DESCRIPTION OF THE TASK »
Print the entries that appear below, exactly as written and without their pictures.
╭──
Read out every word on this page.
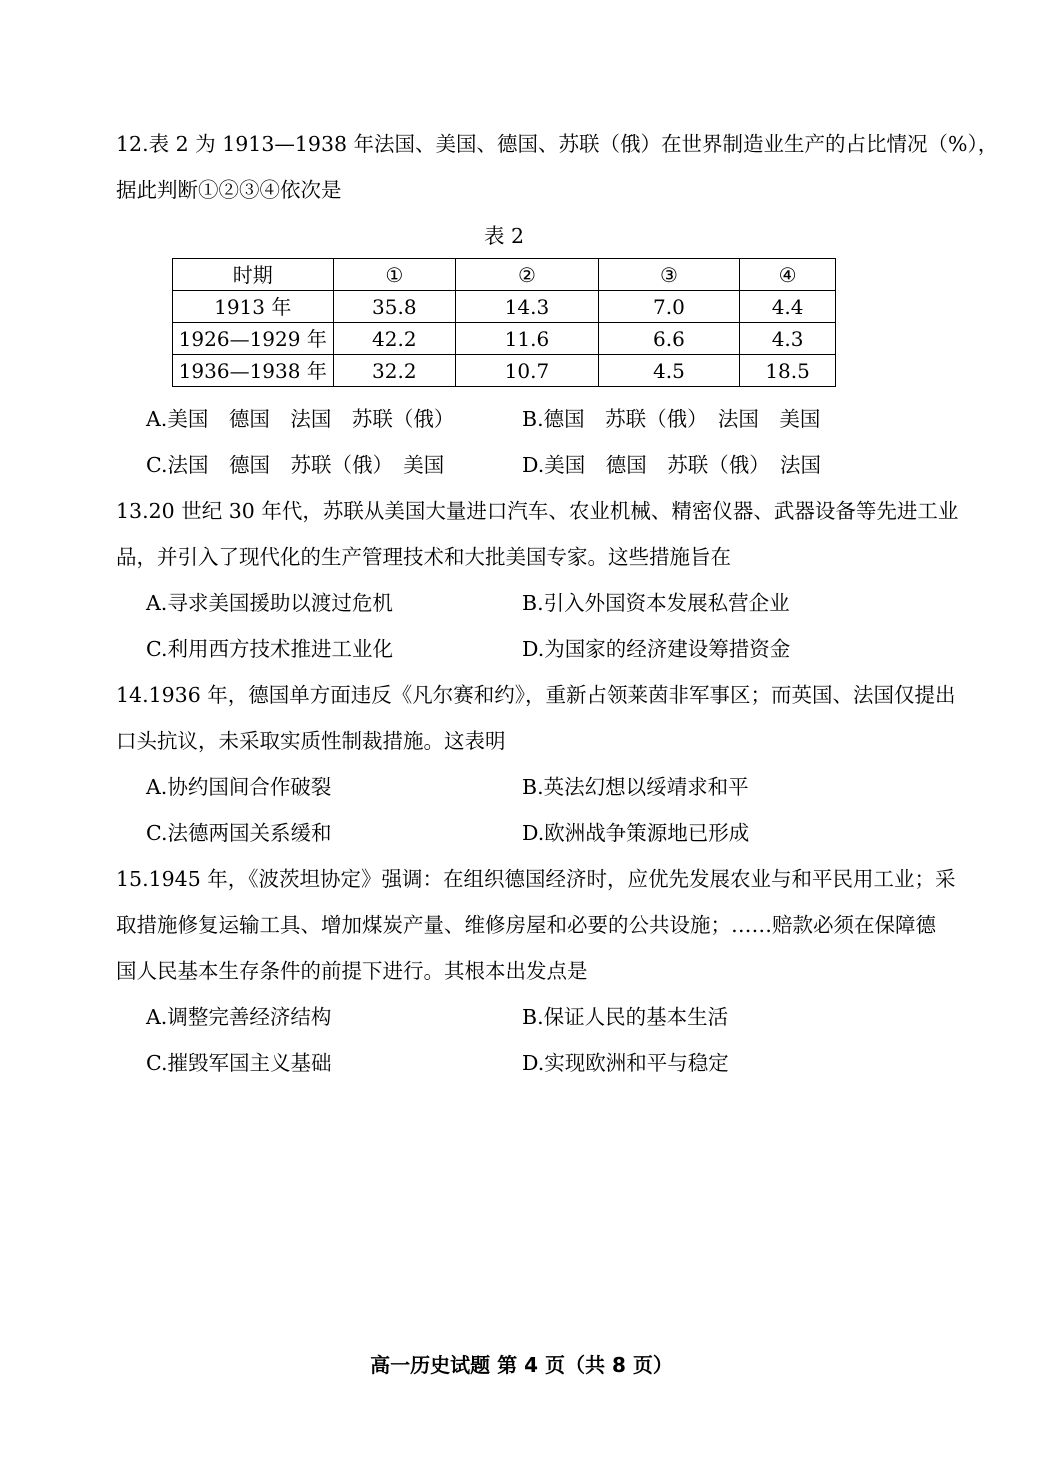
12.表 2 为 1913—1938 年法国、美国、德国、苏联（俄）在世界制造业生产的占比情况（%），
据此判断①②③④依次是
表 2
时期	①	②	③	④
1913 年	35.8	14.3	7.0	4.4
1926—1929 年	42.2	11.6	6.6	4.3
1936—1938 年	32.2	10.7	4.5	18.5
A.美国　德国　法国　苏联（俄）	B.德国　苏联（俄）　法国　美国
C.法国　德国　苏联（俄）　美国	D.美国　德国　苏联（俄）　法国
13.20 世纪 30 年代，苏联从美国大量进口汽车、农业机械、精密仪器、武器设备等先进工业
品，并引入了现代化的生产管理技术和大批美国专家。这些措施旨在
A.寻求美国援助以渡过危机	B.引入外国资本发展私营企业
C.利用西方技术推进工业化	D.为国家的经济建设筹措资金
14.1936 年，德国单方面违反《凡尔赛和约》，重新占领莱茵非军事区；而英国、法国仅提出
口头抗议，未采取实质性制裁措施。这表明
A.协约国间合作破裂	B.英法幻想以绥靖求和平
C.法德两国关系缓和	D.欧洲战争策源地已形成
15.1945 年，《波茨坦协定》强调：在组织德国经济时，应优先发展农业与和平民用工业；采
取措施修复运输工具、增加煤炭产量、维修房屋和必要的公共设施；……赔款必须在保障德
国人民基本生存条件的前提下进行。其根本出发点是
A.调整完善经济结构	B.保证人民的基本生活
C.摧毁军国主义基础	D.实现欧洲和平与稳定
高一历史试题 第 4 页（共 8 页）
╰──
THE OUTPUT »
Read out every word on this page.
12.表 2 为 1913—1938 年法国、美国、德国、苏联（俄）在世界制造业生产的占比情况（%），
据此判断①②③④依次是
表 2
时期	①	②	③	④
1913 年	35.8	14.3	7.0	4.4
1926—1929 年	42.2	11.6	6.6	4.3
1936—1938 年	32.2	10.7	4.5	18.5
A.美国　德国　法国　苏联（俄）	B.德国　苏联（俄）　法国　美国
C.法国　德国　苏联（俄）　美国	D.美国　德国　苏联（俄）　法国
13.20 世纪 30 年代，苏联从美国大量进口汽车、农业机械、精密仪器、武器设备等先进工业
品，并引入了现代化的生产管理技术和大批美国专家。这些措施旨在
A.寻求美国援助以渡过危机	B.引入外国资本发展私营企业
C.利用西方技术推进工业化	D.为国家的经济建设筹措资金
14.1936 年，德国单方面违反《凡尔赛和约》，重新占领莱茵非军事区；而英国、法国仅提出
口头抗议，未采取实质性制裁措施。这表明
A.协约国间合作破裂	B.英法幻想以绥靖求和平
C.法德两国关系缓和	D.欧洲战争策源地已形成
15.1945 年，《波茨坦协定》强调：在组织德国经济时，应优先发展农业与和平民用工业；采
取措施修复运输工具、增加煤炭产量、维修房屋和必要的公共设施；……赔款必须在保障德
国人民基本生存条件的前提下进行。其根本出发点是
A.调整完善经济结构	B.保证人民的基本生活
C.摧毁军国主义基础	D.实现欧洲和平与稳定
高一历史试题 第 4 页（共 8 页）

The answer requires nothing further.